### RAW DATA

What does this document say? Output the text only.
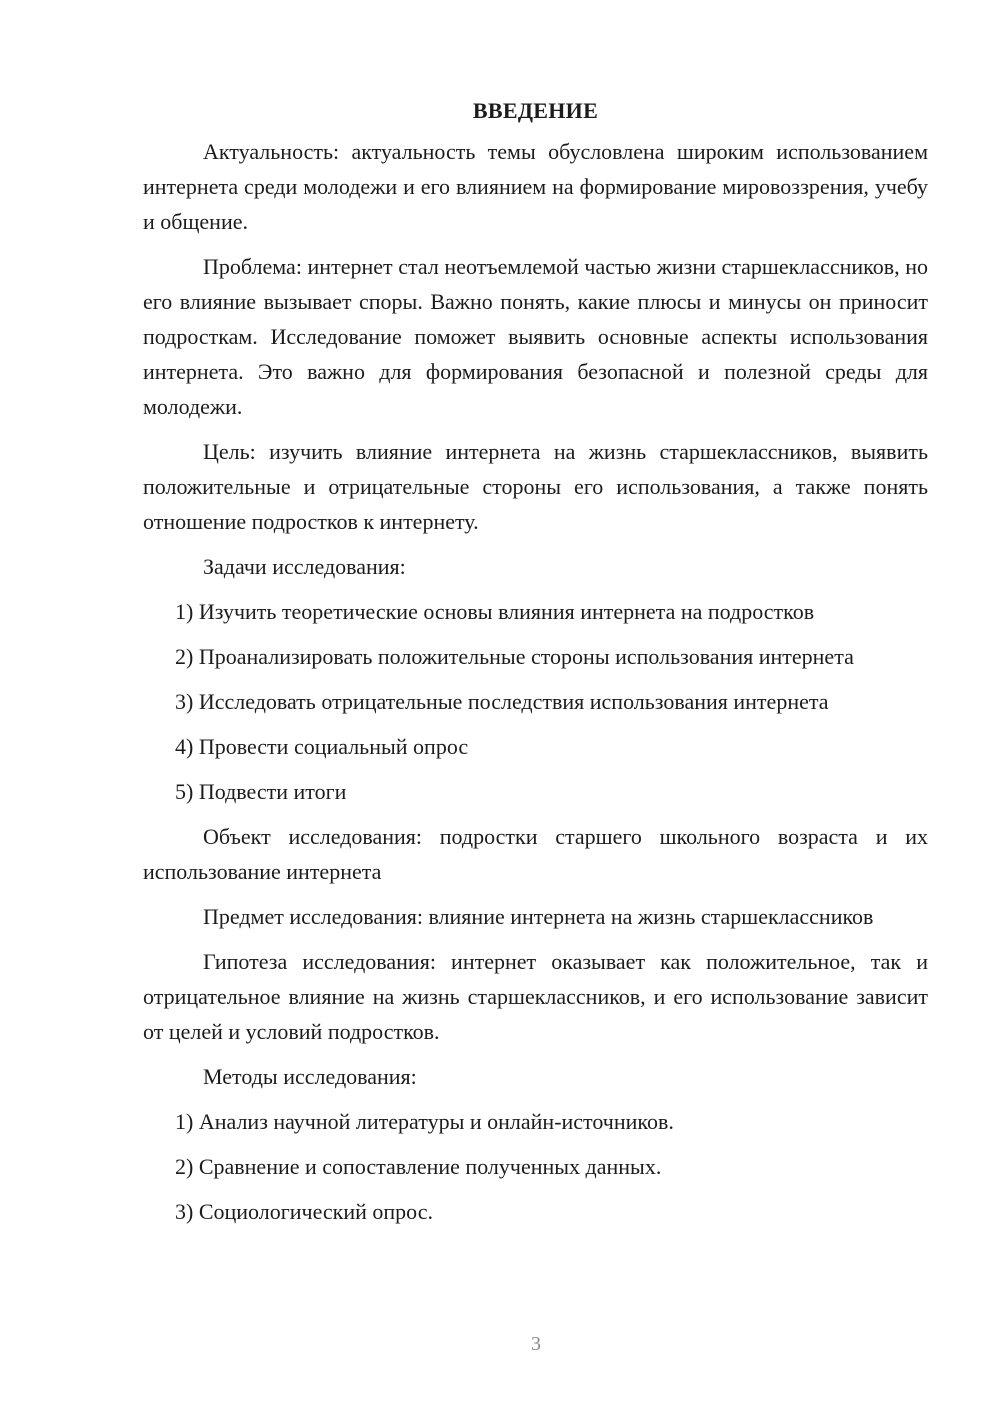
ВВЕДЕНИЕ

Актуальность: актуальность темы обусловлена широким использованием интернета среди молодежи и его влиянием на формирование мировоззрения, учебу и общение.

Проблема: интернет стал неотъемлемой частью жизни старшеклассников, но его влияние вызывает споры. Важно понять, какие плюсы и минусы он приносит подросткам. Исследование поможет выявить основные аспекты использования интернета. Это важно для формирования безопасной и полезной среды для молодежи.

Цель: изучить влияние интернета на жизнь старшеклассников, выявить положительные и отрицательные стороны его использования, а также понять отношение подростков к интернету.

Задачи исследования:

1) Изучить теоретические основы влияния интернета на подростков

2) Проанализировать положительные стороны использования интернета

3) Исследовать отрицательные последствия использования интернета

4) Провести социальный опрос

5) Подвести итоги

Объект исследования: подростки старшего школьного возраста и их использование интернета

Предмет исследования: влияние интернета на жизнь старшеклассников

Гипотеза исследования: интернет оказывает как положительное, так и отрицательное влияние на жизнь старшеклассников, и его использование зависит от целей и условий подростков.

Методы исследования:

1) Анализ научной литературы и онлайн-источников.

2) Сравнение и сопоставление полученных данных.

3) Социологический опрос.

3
==
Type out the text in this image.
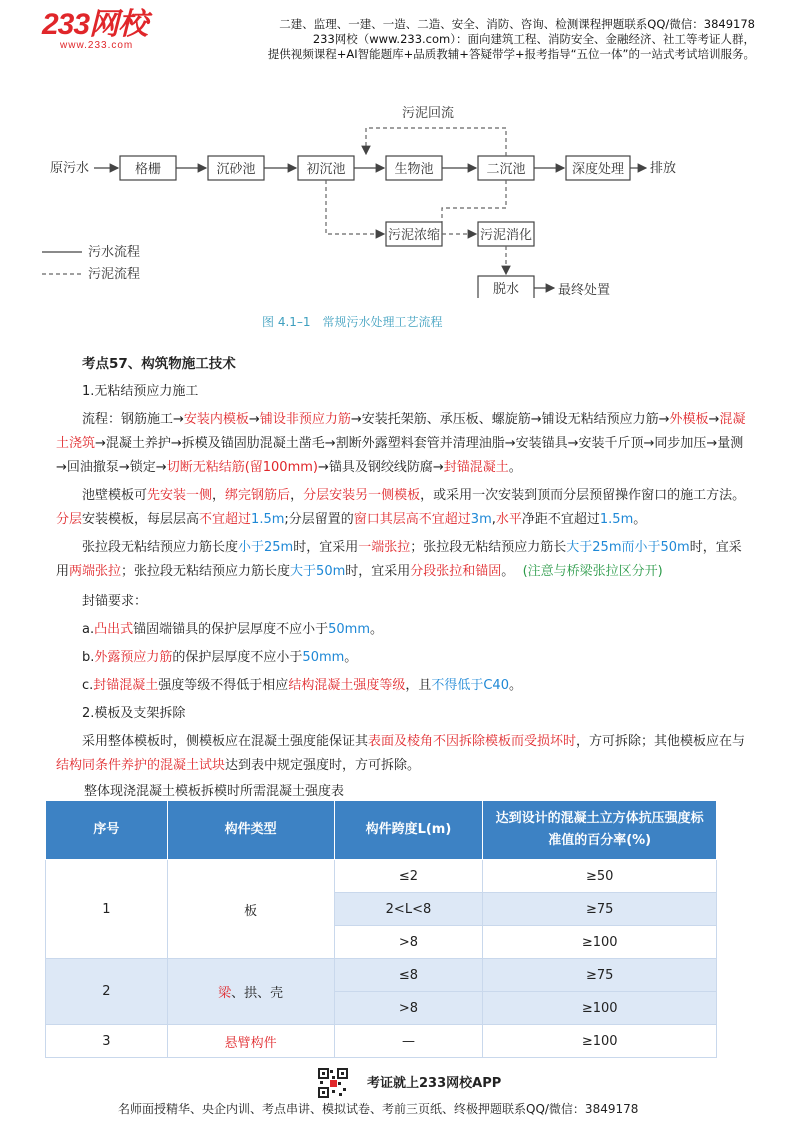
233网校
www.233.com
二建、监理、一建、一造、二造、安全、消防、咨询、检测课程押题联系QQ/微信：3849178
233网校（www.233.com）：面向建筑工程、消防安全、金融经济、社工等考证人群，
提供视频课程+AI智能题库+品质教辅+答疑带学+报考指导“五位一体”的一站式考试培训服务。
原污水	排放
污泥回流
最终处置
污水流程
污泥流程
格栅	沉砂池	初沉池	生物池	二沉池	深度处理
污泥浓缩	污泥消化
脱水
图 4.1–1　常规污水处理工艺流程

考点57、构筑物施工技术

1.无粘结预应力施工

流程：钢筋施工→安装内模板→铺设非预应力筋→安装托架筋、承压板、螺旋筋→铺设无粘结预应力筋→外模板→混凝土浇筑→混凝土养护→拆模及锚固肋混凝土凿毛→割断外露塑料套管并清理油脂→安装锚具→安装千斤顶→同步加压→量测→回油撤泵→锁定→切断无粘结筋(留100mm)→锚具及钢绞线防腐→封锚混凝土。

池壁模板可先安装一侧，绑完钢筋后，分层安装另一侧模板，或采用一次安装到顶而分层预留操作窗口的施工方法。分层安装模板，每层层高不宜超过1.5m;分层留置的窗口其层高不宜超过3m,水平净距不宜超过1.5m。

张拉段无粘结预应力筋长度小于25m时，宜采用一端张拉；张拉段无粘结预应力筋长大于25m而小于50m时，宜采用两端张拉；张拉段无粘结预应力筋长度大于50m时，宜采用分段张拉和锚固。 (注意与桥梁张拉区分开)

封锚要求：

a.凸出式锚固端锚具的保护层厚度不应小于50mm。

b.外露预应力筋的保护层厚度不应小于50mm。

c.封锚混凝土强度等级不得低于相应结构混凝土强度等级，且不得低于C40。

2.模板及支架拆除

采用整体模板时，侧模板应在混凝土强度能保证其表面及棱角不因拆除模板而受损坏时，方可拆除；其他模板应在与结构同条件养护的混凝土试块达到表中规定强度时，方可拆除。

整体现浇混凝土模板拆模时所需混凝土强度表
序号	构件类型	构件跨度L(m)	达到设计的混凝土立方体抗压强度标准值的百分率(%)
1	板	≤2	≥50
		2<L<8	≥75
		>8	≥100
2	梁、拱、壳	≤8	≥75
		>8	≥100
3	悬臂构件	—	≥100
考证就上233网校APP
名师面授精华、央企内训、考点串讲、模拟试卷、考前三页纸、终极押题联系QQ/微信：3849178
* * *
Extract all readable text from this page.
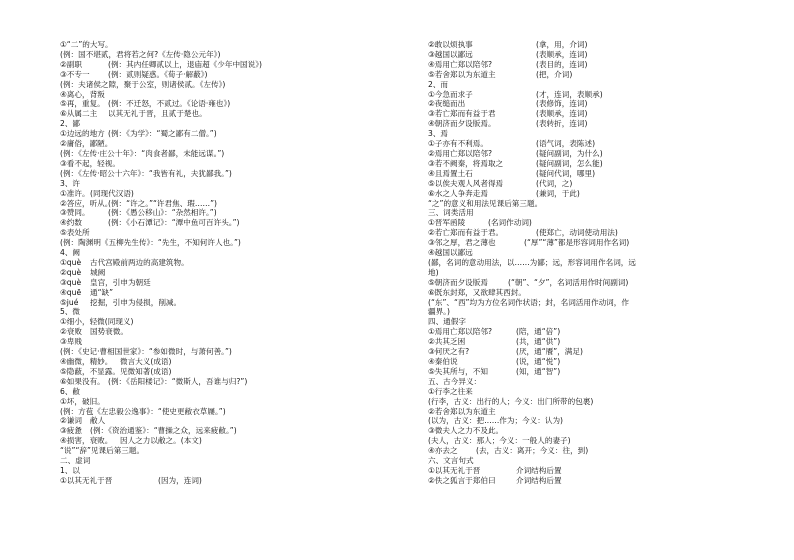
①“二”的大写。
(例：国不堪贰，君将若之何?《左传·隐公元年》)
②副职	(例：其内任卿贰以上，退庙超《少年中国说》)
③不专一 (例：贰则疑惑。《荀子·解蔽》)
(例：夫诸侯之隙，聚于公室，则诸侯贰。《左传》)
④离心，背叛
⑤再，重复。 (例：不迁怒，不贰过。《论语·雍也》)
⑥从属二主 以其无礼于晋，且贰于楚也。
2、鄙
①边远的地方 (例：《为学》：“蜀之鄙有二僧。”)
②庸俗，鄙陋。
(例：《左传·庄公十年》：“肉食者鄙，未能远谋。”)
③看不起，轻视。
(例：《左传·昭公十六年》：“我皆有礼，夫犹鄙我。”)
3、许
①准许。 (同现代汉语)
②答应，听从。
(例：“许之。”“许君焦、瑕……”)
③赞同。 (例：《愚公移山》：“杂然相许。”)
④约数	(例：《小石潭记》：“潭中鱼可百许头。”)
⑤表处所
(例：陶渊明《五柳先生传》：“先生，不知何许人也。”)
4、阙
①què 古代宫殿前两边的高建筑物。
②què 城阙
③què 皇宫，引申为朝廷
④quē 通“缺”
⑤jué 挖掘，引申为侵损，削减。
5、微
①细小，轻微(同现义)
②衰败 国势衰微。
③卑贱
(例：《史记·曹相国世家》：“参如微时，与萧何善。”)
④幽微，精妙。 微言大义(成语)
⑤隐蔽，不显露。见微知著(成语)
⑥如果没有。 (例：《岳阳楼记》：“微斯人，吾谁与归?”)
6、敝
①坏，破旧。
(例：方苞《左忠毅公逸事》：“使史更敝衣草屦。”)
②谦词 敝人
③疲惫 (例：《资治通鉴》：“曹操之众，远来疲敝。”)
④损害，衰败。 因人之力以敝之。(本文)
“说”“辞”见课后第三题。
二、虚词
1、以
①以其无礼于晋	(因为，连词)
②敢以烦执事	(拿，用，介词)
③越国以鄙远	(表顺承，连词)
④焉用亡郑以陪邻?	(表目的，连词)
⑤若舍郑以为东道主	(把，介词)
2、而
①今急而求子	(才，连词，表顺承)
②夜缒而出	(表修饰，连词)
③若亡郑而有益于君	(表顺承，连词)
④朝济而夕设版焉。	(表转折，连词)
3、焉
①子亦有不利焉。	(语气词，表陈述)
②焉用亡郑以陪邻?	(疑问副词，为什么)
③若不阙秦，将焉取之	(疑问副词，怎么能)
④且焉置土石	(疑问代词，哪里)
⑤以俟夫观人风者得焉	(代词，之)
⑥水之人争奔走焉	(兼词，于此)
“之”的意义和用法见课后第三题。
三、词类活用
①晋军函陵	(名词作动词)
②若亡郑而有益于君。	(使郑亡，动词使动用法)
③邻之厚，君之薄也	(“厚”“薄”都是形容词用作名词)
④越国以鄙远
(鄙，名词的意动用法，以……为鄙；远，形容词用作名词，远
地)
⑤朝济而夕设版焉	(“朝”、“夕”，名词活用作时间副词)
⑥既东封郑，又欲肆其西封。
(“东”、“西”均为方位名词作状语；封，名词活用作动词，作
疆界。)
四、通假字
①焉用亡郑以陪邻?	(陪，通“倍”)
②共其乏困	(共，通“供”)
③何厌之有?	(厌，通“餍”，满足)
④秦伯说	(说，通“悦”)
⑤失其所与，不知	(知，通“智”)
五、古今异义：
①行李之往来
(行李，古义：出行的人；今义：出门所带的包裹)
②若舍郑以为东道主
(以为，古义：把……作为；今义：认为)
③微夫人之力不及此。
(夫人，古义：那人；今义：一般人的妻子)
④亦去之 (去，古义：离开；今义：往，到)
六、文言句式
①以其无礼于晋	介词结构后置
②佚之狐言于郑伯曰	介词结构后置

### TASK PROMPT
Find the word "опрос" and list each line it appears in.

### WORKED ANSWER
4) Провести социальный опрос
3) Социологический опрос.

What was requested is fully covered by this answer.